* EXERCISE *
Beginning with the line that holds "What does this", set down each line of the data below through the very last, exactly as given, and nothing beyond that.

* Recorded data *
:::

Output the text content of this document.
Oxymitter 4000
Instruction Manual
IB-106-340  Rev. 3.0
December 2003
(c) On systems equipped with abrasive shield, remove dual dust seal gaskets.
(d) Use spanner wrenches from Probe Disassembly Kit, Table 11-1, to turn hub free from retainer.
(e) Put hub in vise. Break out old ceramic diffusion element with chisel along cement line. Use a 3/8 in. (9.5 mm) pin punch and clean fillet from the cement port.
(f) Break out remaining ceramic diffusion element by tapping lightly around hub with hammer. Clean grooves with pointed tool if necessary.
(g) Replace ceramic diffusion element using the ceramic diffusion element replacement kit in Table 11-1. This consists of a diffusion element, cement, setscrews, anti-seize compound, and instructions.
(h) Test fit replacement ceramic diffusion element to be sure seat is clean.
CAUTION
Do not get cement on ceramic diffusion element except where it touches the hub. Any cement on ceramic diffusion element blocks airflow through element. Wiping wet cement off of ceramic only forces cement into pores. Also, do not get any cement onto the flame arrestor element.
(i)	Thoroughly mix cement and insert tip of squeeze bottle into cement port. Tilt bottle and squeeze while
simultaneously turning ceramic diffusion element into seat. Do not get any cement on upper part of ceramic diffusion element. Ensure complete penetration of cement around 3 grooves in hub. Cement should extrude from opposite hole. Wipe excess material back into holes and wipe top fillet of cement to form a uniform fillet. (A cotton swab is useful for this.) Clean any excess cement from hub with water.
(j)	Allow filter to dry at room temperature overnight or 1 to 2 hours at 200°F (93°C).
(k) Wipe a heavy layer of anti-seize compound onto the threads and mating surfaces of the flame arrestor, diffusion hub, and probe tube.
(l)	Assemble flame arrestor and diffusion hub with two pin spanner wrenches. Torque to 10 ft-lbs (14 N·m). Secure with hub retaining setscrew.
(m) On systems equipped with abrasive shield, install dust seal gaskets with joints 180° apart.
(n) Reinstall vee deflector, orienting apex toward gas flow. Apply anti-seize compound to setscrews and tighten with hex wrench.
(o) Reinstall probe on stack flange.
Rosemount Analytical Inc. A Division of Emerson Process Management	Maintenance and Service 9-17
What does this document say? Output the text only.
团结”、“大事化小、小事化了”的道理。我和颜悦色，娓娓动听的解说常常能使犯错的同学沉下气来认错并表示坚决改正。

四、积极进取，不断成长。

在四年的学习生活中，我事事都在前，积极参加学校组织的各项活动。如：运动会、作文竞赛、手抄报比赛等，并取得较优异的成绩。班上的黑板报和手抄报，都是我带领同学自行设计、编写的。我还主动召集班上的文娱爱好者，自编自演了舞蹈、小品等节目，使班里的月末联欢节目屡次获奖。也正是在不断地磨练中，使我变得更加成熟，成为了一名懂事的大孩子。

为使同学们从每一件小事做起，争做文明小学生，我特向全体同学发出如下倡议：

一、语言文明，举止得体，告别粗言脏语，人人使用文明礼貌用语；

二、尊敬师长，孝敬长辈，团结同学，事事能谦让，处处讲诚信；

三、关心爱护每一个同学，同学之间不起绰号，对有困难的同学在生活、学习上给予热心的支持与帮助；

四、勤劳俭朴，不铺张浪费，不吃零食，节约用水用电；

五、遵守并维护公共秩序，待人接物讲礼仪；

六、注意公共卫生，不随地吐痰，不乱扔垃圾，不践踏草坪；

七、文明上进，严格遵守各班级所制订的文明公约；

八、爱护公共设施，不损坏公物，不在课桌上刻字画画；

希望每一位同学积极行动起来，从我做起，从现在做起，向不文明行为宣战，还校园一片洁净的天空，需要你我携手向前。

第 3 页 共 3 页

:::

* OUTPUT BELOW *
What does this document say? Output the text only.
团结”、“大事化小、小事化了”的道理。我和颜悦色，娓娓动听的解说常常能使犯错的同学沉下气来认错并表示坚决改正。

四、积极进取，不断成长。

在四年的学习生活中，我事事都在前，积极参加学校组织的各项活动。如：运动会、作文竞赛、手抄报比赛等，并取得较优异的成绩。班上的黑板报和手抄报，都是我带领同学自行设计、编写的。我还主动召集班上的文娱爱好者，自编自演了舞蹈、小品等节目，使班里的月末联欢节目屡次获奖。也正是在不断地磨练中，使我变得更加成熟，成为了一名懂事的大孩子。

为使同学们从每一件小事做起，争做文明小学生，我特向全体同学发出如下倡议：

一、语言文明，举止得体，告别粗言脏语，人人使用文明礼貌用语；

二、尊敬师长，孝敬长辈，团结同学，事事能谦让，处处讲诚信；

三、关心爱护每一个同学，同学之间不起绰号，对有困难的同学在生活、学习上给予热心的支持与帮助；

四、勤劳俭朴，不铺张浪费，不吃零食，节约用水用电；

五、遵守并维护公共秩序，待人接物讲礼仪；

六、注意公共卫生，不随地吐痰，不乱扔垃圾，不践踏草坪；

七、文明上进，严格遵守各班级所制订的文明公约；

八、爱护公共设施，不损坏公物，不在课桌上刻字画画；

希望每一位同学积极行动起来，从我做起，从现在做起，向不文明行为宣战，还校园一片洁净的天空，需要你我携手向前。

第 3 页 共 3 页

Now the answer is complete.